→ TASK DESCRIPTION:
Copy out, word for word, the lines of the data from the first one through the line with "row-number: 99 — [63, 185, 122, 330]".

──────── INPUT ROWS

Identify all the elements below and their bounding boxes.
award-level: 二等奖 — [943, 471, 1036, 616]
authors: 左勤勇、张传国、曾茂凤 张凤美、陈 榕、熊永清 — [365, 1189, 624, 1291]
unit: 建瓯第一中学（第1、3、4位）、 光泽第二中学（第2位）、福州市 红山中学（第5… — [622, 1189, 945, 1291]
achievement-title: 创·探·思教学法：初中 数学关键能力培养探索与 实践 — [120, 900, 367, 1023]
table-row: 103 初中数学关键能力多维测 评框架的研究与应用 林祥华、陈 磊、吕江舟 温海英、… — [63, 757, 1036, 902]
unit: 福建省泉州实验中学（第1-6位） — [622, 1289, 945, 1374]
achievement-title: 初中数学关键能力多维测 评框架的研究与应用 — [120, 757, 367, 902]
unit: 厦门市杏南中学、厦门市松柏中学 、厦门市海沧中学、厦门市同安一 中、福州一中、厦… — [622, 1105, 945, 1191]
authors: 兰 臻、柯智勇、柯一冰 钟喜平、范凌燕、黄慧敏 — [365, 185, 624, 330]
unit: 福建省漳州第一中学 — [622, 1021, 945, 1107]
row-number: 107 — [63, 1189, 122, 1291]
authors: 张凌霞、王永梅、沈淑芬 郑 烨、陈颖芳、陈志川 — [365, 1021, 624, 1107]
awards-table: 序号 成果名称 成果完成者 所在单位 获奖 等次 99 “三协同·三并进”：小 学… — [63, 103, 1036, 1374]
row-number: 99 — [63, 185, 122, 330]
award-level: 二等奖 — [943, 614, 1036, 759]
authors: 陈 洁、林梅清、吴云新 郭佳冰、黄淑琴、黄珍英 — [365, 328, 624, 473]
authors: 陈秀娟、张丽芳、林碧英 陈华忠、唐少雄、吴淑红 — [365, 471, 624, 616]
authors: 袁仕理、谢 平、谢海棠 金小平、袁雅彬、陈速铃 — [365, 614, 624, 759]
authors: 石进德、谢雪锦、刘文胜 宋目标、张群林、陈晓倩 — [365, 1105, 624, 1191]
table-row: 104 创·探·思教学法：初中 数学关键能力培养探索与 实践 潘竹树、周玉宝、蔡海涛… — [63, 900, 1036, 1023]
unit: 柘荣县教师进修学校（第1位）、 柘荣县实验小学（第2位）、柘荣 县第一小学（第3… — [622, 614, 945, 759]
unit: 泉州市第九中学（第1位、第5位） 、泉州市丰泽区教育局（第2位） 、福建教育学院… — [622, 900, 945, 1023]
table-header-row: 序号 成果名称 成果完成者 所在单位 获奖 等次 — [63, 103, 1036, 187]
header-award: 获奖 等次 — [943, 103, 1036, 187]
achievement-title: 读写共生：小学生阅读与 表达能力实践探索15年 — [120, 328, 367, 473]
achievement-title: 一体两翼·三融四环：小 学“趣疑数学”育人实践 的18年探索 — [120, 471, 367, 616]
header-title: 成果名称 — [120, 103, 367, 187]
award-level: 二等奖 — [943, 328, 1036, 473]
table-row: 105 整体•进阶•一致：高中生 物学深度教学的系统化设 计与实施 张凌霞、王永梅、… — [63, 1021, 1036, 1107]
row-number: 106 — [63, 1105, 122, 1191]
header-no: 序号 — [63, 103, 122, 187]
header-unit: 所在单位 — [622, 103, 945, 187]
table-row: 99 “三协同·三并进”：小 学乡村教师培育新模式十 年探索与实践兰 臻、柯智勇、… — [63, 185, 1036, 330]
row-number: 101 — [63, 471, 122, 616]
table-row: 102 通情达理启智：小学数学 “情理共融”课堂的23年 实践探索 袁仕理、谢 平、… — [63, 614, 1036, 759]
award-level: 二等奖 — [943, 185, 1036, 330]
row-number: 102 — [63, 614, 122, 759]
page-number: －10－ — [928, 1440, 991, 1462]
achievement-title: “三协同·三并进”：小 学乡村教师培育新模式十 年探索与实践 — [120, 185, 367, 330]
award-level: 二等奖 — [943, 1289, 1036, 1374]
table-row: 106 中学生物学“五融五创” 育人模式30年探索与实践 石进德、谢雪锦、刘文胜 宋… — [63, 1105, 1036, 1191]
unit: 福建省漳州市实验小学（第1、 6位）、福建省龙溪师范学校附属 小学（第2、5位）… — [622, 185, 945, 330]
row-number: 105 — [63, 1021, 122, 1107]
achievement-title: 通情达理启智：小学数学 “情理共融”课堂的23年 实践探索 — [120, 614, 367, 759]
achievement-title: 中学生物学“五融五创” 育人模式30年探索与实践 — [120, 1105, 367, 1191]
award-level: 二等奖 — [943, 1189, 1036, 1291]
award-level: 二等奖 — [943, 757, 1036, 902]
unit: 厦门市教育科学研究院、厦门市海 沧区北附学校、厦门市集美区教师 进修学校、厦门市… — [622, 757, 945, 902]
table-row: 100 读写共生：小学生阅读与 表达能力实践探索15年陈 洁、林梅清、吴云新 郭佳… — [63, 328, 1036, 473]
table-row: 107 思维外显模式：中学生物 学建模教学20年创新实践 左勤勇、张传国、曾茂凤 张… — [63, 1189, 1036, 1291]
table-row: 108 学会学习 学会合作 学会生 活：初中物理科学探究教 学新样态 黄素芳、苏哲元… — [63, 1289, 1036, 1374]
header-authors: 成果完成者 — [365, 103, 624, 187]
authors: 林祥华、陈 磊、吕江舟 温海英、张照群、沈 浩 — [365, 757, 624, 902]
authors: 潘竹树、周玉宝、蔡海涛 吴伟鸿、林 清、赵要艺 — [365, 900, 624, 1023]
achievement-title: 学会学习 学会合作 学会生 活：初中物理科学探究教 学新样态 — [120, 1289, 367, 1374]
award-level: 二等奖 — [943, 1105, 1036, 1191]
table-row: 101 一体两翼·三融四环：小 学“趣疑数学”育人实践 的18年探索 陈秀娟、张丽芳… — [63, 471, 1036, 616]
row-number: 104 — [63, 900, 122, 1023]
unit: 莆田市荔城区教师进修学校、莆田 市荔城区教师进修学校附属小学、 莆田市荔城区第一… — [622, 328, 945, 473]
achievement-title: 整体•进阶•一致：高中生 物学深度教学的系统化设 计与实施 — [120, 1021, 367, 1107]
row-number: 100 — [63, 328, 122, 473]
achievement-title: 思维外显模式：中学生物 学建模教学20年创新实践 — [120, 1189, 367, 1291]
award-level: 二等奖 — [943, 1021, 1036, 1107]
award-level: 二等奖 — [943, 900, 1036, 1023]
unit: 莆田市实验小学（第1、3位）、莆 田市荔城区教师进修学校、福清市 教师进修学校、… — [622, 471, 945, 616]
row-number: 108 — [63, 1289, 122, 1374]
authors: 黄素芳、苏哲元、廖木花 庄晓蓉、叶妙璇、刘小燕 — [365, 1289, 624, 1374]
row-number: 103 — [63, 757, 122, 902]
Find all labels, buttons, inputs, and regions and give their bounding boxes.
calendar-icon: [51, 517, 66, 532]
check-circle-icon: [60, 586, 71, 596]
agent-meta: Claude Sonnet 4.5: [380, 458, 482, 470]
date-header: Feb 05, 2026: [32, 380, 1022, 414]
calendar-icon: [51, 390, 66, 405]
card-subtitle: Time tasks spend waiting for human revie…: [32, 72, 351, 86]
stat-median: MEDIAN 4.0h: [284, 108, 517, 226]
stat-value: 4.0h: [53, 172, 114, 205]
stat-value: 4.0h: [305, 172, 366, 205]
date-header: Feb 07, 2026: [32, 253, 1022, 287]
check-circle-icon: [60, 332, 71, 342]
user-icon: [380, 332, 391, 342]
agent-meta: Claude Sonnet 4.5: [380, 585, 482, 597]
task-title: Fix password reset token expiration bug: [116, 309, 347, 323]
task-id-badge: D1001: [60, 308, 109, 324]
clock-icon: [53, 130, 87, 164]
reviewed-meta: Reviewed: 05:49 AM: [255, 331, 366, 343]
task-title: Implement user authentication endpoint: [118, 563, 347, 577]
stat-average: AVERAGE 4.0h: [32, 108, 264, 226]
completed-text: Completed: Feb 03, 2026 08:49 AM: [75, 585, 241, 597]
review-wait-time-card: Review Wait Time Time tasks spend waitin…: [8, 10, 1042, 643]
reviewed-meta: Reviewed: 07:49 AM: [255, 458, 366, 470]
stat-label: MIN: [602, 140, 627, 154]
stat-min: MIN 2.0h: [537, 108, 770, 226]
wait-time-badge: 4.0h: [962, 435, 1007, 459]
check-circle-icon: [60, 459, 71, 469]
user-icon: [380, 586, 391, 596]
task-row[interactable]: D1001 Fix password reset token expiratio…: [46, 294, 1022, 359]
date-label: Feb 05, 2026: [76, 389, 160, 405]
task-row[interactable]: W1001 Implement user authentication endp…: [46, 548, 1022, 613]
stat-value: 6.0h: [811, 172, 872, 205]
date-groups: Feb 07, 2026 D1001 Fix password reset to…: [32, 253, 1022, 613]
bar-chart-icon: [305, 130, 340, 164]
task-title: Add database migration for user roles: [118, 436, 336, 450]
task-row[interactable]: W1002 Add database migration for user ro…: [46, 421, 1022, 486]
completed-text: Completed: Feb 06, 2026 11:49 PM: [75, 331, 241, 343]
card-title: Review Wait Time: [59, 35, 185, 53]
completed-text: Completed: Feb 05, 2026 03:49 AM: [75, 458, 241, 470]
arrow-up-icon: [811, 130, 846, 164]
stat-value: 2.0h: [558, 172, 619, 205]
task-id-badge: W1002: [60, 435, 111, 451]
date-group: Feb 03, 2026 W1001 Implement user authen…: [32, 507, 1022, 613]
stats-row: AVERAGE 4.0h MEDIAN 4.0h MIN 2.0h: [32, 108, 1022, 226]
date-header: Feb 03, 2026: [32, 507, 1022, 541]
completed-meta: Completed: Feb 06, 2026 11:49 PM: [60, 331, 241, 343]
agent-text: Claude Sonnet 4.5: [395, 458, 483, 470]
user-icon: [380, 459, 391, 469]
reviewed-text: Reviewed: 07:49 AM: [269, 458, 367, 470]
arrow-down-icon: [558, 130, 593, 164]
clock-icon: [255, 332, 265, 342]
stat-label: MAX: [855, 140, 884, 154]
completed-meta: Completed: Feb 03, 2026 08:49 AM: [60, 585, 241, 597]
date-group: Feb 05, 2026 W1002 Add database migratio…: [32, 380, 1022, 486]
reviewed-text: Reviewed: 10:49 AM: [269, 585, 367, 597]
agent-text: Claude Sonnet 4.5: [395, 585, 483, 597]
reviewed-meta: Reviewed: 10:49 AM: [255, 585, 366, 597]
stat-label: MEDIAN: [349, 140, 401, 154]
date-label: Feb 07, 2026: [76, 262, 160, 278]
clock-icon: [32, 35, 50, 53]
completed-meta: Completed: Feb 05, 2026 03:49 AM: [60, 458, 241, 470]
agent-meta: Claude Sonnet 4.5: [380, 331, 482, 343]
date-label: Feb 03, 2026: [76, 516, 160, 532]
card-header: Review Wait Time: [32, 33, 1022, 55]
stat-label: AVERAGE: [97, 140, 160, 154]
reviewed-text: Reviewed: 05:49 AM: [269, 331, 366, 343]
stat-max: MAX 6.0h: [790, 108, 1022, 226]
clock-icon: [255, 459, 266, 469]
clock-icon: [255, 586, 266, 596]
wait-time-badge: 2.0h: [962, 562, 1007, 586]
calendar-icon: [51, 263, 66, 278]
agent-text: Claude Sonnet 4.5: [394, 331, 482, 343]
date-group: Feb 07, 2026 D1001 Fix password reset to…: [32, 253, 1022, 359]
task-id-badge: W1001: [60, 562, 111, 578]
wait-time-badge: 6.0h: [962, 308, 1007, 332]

────────────────

→ COMPLETE RESPONSE:
Identify all the elements below and their bounding boxes.
award-level: 二等奖 — [943, 471, 1036, 616]
authors: 左勤勇、张传国、曾茂凤 张凤美、陈 榕、熊永清 — [365, 1189, 624, 1291]
unit: 建瓯第一中学（第1、3、4位）、 光泽第二中学（第2位）、福州市 红山中学（第5… — [622, 1189, 945, 1291]
achievement-title: 创·探·思教学法：初中 数学关键能力培养探索与 实践 — [120, 900, 367, 1023]
table-row: 103 初中数学关键能力多维测 评框架的研究与应用 林祥华、陈 磊、吕江舟 温海英、… — [63, 757, 1036, 902]
unit: 福建省泉州实验中学（第1-6位） — [622, 1289, 945, 1374]
achievement-title: 初中数学关键能力多维测 评框架的研究与应用 — [120, 757, 367, 902]
unit: 厦门市杏南中学、厦门市松柏中学 、厦门市海沧中学、厦门市同安一 中、福州一中、厦… — [622, 1105, 945, 1191]
authors: 兰 臻、柯智勇、柯一冰 钟喜平、范凌燕、黄慧敏 — [365, 185, 624, 330]
unit: 福建省漳州第一中学 — [622, 1021, 945, 1107]
row-number: 107 — [63, 1189, 122, 1291]
authors: 张凌霞、王永梅、沈淑芬 郑 烨、陈颖芳、陈志川 — [365, 1021, 624, 1107]
awards-table: 序号 成果名称 成果完成者 所在单位 获奖 等次 99 “三协同·三并进”：小 学… — [63, 103, 1036, 1374]
row-number: 99 — [63, 185, 122, 330]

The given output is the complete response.